Output all the data exactly. Pictures do not belong in the copy.

━━━━━ Record excerpts ━━━━━

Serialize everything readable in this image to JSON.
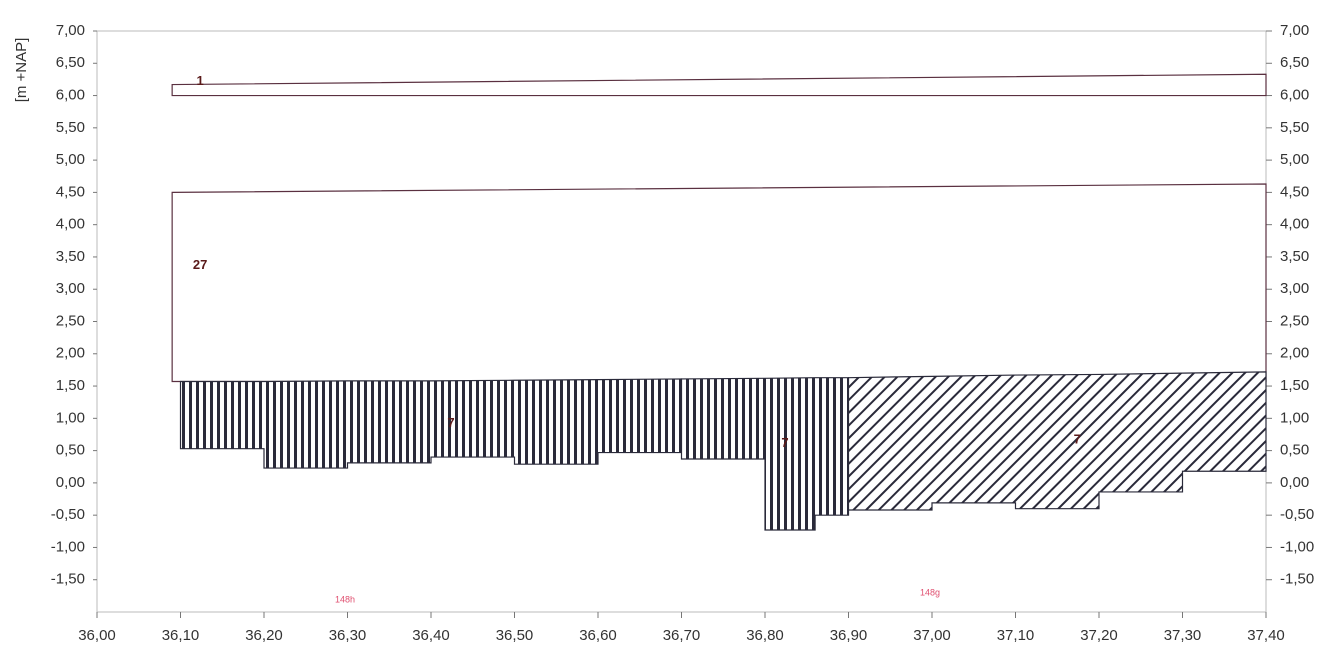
{
  "chart_data": {
    "type": "profile",
    "y_label": "[m +NAP]",
    "xlim": [
      36.0,
      37.4
    ],
    "ylim": [
      -2.0,
      7.0
    ],
    "y2lim": [
      -2.0,
      7.0
    ],
    "xticks": [
      {
        "value": 36.0,
        "label": "36,00"
      },
      {
        "value": 36.1,
        "label": "36,10"
      },
      {
        "value": 36.2,
        "label": "36,20"
      },
      {
        "value": 36.3,
        "label": "36,30"
      },
      {
        "value": 36.4,
        "label": "36,40"
      },
      {
        "value": 36.5,
        "label": "36,50"
      },
      {
        "value": 36.6,
        "label": "36,60"
      },
      {
        "value": 36.7,
        "label": "36,70"
      },
      {
        "value": 36.8,
        "label": "36,80"
      },
      {
        "value": 36.9,
        "label": "36,90"
      },
      {
        "value": 37.0,
        "label": "37,00"
      },
      {
        "value": 37.1,
        "label": "37,10"
      },
      {
        "value": 37.2,
        "label": "37,20"
      },
      {
        "value": 37.3,
        "label": "37,30"
      },
      {
        "value": 37.4,
        "label": "37,40"
      }
    ],
    "yticks": [
      {
        "value": 7.0,
        "label": "7,00"
      },
      {
        "value": 6.5,
        "label": "6,50"
      },
      {
        "value": 6.0,
        "label": "6,00"
      },
      {
        "value": 5.5,
        "label": "5,50"
      },
      {
        "value": 5.0,
        "label": "5,00"
      },
      {
        "value": 4.5,
        "label": "4,50"
      },
      {
        "value": 4.0,
        "label": "4,00"
      },
      {
        "value": 3.5,
        "label": "3,50"
      },
      {
        "value": 3.0,
        "label": "3,00"
      },
      {
        "value": 2.5,
        "label": "2,50"
      },
      {
        "value": 2.0,
        "label": "2,00"
      },
      {
        "value": 1.5,
        "label": "1,50"
      },
      {
        "value": 1.0,
        "label": "1,00"
      },
      {
        "value": 0.5,
        "label": "0,50"
      },
      {
        "value": 0.0,
        "label": "0,00"
      },
      {
        "value": -0.5,
        "label": "-0,50"
      },
      {
        "value": -1.0,
        "label": "-1,00"
      },
      {
        "value": -1.5,
        "label": "-1,50"
      }
    ],
    "y2ticks": [
      {
        "value": 7.0,
        "label": "7,00"
      },
      {
        "value": 6.5,
        "label": "6,50"
      },
      {
        "value": 6.0,
        "label": "6,00"
      },
      {
        "value": 5.5,
        "label": "5,50"
      },
      {
        "value": 5.0,
        "label": "5,00"
      },
      {
        "value": 4.5,
        "label": "4,50"
      },
      {
        "value": 4.0,
        "label": "4,00"
      },
      {
        "value": 3.5,
        "label": "3,50"
      },
      {
        "value": 3.0,
        "label": "3,00"
      },
      {
        "value": 2.5,
        "label": "2,50"
      },
      {
        "value": 2.0,
        "label": "2,00"
      },
      {
        "value": 1.5,
        "label": "1,50"
      },
      {
        "value": 1.0,
        "label": "1,00"
      },
      {
        "value": 0.5,
        "label": "0,50"
      },
      {
        "value": 0.0,
        "label": "0,00"
      },
      {
        "value": -0.5,
        "label": "-0,50"
      },
      {
        "value": -1.0,
        "label": "-1,00"
      },
      {
        "value": -1.5,
        "label": "-1,50"
      }
    ],
    "layers": [
      {
        "label": "1",
        "hatch": "none",
        "x": [
          36.09,
          37.4
        ],
        "top": [
          6.17,
          6.33
        ],
        "bottom": [
          6.0
        ]
      },
      {
        "label": "27",
        "hatch": "none",
        "x": [
          36.09,
          37.4
        ],
        "top": [
          4.5,
          4.63
        ],
        "bottom": [
          1.57
        ]
      },
      {
        "label": "7",
        "hatch": "vertical",
        "x": [
          36.1,
          36.2,
          36.3,
          36.4,
          36.5,
          36.6,
          36.7
        ],
        "top": [
          1.57,
          1.57,
          1.58,
          1.58,
          1.59,
          1.6,
          1.61
        ],
        "bottom": [
          0.53,
          0.23,
          0.31,
          0.4,
          0.29,
          0.47
        ]
      },
      {
        "label": "7",
        "hatch": "vertical",
        "x": [
          36.7,
          36.8,
          36.86,
          36.9
        ],
        "top": [
          1.61,
          1.62,
          1.63,
          1.63
        ],
        "bottom": [
          0.37,
          -0.73,
          -0.5
        ]
      },
      {
        "label": "7",
        "hatch": "diagonal",
        "x": [
          36.9,
          37.0,
          37.1,
          37.2,
          37.3,
          37.4
        ],
        "top": [
          1.63,
          1.65,
          1.67,
          1.68,
          1.7,
          1.72
        ],
        "bottom": [
          -0.42,
          -0.31,
          -0.4,
          -0.14,
          0.18
        ]
      }
    ],
    "annotations": [
      "148h",
      "148g"
    ]
  }
}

━━━━━

Response to the exercise:
Serialize everything readable in this image to JSON.
{
  "chart_data": {
    "type": "profile",
    "y_label": "[m +NAP]",
    "xlim": [
      36.0,
      37.4
    ],
    "ylim": [
      -2.0,
      7.0
    ],
    "y2lim": [
      -2.0,
      7.0
    ],
    "xticks": [
      {
        "value": 36.0,
        "label": "36,00"
      },
      {
        "value": 36.1,
        "label": "36,10"
      },
      {
        "value": 36.2,
        "label": "36,20"
      },
      {
        "value": 36.3,
        "label": "36,30"
      },
      {
        "value": 36.4,
        "label": "36,40"
      },
      {
        "value": 36.5,
        "label": "36,50"
      },
      {
        "value": 36.6,
        "label": "36,60"
      },
      {
        "value": 36.7,
        "label": "36,70"
      },
      {
        "value": 36.8,
        "label": "36,80"
      },
      {
        "value": 36.9,
        "label": "36,90"
      },
      {
        "value": 37.0,
        "label": "37,00"
      },
      {
        "value": 37.1,
        "label": "37,10"
      },
      {
        "value": 37.2,
        "label": "37,20"
      },
      {
        "value": 37.3,
        "label": "37,30"
      },
      {
        "value": 37.4,
        "label": "37,40"
      }
    ],
    "yticks": [
      {
        "value": 7.0,
        "label": "7,00"
      },
      {
        "value": 6.5,
        "label": "6,50"
      },
      {
        "value": 6.0,
        "label": "6,00"
      },
      {
        "value": 5.5,
        "label": "5,50"
      },
      {
        "value": 5.0,
        "label": "5,00"
      },
      {
        "value": 4.5,
        "label": "4,50"
      },
      {
        "value": 4.0,
        "label": "4,00"
      },
      {
        "value": 3.5,
        "label": "3,50"
      },
      {
        "value": 3.0,
        "label": "3,00"
      },
      {
        "value": 2.5,
        "label": "2,50"
      },
      {
        "value": 2.0,
        "label": "2,00"
      },
      {
        "value": 1.5,
        "label": "1,50"
      },
      {
        "value": 1.0,
        "label": "1,00"
      },
      {
        "value": 0.5,
        "label": "0,50"
      },
      {
        "value": 0.0,
        "label": "0,00"
      },
      {
        "value": -0.5,
        "label": "-0,50"
      },
      {
        "value": -1.0,
        "label": "-1,00"
      },
      {
        "value": -1.5,
        "label": "-1,50"
      }
    ],
    "y2ticks": [
      {
        "value": 7.0,
        "label": "7,00"
      },
      {
        "value": 6.5,
        "label": "6,50"
      },
      {
        "value": 6.0,
        "label": "6,00"
      },
      {
        "value": 5.5,
        "label": "5,50"
      },
      {
        "value": 5.0,
        "label": "5,00"
      },
      {
        "value": 4.5,
        "label": "4,50"
      },
      {
        "value": 4.0,
        "label": "4,00"
      },
      {
        "value": 3.5,
        "label": "3,50"
      },
      {
        "value": 3.0,
        "label": "3,00"
      },
      {
        "value": 2.5,
        "label": "2,50"
      },
      {
        "value": 2.0,
        "label": "2,00"
      },
      {
        "value": 1.5,
        "label": "1,50"
      },
      {
        "value": 1.0,
        "label": "1,00"
      },
      {
        "value": 0.5,
        "label": "0,50"
      },
      {
        "value": 0.0,
        "label": "0,00"
      },
      {
        "value": -0.5,
        "label": "-0,50"
      },
      {
        "value": -1.0,
        "label": "-1,00"
      },
      {
        "value": -1.5,
        "label": "-1,50"
      }
    ],
    "layers": [
      {
        "label": "1",
        "hatch": "none",
        "x": [
          36.09,
          37.4
        ],
        "top": [
          6.17,
          6.33
        ],
        "bottom": [
          6.0
        ]
      },
      {
        "label": "27",
        "hatch": "none",
        "x": [
          36.09,
          37.4
        ],
        "top": [
          4.5,
          4.63
        ],
        "bottom": [
          1.57
        ]
      },
      {
        "label": "7",
        "hatch": "vertical",
        "x": [
          36.1,
          36.2,
          36.3,
          36.4,
          36.5,
          36.6,
          36.7
        ],
        "top": [
          1.57,
          1.57,
          1.58,
          1.58,
          1.59,
          1.6,
          1.61
        ],
        "bottom": [
          0.53,
          0.23,
          0.31,
          0.4,
          0.29,
          0.47
        ]
      },
      {
        "label": "7",
        "hatch": "vertical",
        "x": [
          36.7,
          36.8,
          36.86,
          36.9
        ],
        "top": [
          1.61,
          1.62,
          1.63,
          1.63
        ],
        "bottom": [
          0.37,
          -0.73,
          -0.5
        ]
      },
      {
        "label": "7",
        "hatch": "diagonal",
        "x": [
          36.9,
          37.0,
          37.1,
          37.2,
          37.3,
          37.4
        ],
        "top": [
          1.63,
          1.65,
          1.67,
          1.68,
          1.7,
          1.72
        ],
        "bottom": [
          -0.42,
          -0.31,
          -0.4,
          -0.14,
          0.18
        ]
      }
    ],
    "annotations": [
      "148h",
      "148g"
    ]
  }
}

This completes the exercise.